*** Block opens ***
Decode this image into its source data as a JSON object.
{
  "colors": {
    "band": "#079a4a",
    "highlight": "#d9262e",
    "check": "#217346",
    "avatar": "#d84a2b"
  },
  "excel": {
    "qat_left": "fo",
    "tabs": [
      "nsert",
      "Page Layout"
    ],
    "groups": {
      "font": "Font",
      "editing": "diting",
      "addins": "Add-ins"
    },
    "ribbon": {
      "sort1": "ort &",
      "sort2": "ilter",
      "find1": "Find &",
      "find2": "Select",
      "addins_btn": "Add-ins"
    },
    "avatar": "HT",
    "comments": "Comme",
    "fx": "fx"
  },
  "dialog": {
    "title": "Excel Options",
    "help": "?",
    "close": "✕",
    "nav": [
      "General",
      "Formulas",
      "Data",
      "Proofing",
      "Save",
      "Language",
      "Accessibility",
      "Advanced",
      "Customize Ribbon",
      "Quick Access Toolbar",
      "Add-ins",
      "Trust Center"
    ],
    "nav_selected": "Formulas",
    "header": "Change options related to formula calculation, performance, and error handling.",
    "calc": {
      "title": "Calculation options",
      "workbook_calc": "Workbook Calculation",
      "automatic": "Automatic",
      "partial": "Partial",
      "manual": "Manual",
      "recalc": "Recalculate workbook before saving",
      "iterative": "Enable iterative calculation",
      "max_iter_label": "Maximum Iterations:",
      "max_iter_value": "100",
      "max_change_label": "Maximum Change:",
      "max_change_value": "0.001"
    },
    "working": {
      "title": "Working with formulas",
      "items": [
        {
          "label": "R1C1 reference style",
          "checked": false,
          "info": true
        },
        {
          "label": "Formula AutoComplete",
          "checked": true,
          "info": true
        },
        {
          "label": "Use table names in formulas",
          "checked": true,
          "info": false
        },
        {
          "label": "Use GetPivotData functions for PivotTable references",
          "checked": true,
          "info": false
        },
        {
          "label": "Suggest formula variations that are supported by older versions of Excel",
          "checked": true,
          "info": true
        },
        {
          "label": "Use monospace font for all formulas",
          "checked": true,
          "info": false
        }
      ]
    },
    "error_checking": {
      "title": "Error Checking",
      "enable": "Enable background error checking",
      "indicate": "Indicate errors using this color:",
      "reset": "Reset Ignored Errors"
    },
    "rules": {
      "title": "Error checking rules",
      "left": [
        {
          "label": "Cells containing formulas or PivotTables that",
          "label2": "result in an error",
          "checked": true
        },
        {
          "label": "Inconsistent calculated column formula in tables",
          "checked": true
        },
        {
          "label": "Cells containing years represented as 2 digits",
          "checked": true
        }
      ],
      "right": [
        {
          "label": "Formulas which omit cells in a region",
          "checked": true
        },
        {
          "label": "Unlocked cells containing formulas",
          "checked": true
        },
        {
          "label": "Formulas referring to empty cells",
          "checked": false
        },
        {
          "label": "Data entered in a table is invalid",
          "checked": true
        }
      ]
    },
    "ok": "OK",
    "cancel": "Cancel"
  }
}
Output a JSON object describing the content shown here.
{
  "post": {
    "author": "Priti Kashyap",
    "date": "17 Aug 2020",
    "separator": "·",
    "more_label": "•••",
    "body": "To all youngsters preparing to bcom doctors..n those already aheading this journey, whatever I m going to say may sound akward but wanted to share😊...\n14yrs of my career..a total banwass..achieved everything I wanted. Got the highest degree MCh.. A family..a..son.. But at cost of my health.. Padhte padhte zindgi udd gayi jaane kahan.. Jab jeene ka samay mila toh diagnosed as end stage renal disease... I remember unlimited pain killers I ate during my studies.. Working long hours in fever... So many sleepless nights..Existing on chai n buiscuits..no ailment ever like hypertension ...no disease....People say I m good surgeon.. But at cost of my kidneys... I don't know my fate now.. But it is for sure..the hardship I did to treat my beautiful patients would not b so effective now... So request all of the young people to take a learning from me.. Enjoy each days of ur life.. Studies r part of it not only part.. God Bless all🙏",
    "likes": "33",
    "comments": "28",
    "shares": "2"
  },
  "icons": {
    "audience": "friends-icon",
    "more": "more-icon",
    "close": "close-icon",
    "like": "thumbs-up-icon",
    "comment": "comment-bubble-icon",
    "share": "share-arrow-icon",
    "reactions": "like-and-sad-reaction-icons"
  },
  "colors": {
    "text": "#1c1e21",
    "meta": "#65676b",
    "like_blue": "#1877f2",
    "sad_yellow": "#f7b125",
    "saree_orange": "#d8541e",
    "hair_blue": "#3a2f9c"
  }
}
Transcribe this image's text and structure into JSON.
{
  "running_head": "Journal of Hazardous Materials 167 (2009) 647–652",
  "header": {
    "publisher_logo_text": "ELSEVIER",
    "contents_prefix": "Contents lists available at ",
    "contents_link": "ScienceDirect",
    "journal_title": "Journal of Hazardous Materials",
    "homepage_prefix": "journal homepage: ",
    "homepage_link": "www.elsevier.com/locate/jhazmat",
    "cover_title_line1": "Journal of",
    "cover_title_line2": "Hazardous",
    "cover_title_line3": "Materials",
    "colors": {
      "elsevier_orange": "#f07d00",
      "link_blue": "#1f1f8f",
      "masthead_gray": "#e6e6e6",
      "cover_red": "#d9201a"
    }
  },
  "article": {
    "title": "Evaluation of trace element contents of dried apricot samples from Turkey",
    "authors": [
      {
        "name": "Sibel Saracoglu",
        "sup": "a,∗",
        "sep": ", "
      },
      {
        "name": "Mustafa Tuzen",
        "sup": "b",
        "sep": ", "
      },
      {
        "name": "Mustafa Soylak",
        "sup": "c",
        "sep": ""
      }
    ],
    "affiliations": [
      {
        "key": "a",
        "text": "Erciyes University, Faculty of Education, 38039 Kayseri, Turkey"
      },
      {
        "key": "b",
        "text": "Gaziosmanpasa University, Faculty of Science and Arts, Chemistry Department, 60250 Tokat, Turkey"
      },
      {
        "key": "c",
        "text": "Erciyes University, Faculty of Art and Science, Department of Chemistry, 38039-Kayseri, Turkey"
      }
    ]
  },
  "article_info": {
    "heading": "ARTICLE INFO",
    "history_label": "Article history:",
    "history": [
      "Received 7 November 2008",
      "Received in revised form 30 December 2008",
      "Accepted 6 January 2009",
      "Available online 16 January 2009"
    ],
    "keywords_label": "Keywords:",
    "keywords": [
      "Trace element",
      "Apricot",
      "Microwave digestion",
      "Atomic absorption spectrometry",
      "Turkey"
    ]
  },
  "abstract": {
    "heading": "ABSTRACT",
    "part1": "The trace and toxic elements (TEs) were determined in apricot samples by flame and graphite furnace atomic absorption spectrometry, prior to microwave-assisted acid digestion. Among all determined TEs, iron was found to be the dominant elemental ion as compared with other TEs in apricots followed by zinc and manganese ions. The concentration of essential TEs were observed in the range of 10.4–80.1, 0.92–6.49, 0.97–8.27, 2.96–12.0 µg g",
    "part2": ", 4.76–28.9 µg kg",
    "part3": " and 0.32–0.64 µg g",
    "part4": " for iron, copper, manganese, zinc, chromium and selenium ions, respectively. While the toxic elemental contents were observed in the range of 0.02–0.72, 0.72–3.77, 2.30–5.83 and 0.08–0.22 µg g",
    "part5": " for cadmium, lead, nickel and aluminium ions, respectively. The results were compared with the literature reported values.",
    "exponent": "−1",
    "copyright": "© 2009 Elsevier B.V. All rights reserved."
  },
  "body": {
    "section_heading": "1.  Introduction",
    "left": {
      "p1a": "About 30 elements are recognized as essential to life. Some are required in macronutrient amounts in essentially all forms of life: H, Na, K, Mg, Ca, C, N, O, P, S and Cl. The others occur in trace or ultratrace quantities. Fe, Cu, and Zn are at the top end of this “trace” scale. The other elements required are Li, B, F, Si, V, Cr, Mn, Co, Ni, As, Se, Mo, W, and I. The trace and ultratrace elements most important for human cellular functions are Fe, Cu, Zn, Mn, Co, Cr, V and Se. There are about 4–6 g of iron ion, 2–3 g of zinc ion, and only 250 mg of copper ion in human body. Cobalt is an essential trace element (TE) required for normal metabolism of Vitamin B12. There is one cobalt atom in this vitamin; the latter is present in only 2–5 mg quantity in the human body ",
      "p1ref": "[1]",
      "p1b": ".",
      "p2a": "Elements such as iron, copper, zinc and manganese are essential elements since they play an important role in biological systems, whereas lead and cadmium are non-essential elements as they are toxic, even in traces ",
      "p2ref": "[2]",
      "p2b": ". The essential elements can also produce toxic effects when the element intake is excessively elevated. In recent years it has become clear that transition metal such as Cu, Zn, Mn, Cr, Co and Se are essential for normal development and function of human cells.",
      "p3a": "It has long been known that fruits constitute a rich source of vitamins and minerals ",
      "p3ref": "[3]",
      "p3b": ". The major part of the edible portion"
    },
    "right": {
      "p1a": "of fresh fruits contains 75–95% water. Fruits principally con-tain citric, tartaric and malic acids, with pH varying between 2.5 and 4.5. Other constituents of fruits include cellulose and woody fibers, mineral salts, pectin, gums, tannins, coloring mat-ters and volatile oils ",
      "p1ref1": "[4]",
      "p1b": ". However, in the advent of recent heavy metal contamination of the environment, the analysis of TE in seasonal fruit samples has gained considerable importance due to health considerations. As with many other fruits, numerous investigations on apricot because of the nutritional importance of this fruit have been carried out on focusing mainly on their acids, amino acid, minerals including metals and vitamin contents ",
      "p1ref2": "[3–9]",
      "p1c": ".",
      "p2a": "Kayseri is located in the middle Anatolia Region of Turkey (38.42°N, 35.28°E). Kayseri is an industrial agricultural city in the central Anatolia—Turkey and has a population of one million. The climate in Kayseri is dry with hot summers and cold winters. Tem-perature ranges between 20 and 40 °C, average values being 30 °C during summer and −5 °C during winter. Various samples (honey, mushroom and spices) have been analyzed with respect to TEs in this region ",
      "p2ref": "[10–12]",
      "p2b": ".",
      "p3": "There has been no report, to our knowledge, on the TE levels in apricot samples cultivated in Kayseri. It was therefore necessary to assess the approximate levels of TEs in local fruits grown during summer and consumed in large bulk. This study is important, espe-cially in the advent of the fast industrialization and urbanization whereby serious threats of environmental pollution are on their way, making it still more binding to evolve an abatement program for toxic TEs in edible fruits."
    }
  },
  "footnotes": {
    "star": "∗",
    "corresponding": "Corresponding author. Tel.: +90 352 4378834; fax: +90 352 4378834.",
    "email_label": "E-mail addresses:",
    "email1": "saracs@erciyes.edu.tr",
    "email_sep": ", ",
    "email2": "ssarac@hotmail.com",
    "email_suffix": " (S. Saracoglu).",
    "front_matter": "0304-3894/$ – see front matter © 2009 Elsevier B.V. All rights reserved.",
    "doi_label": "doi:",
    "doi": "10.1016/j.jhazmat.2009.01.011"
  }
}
*** Block closes ***
# TASK ITEM:
Count every line of the records that includes "source", and give that number with no other words.

# THE ANSWER:
2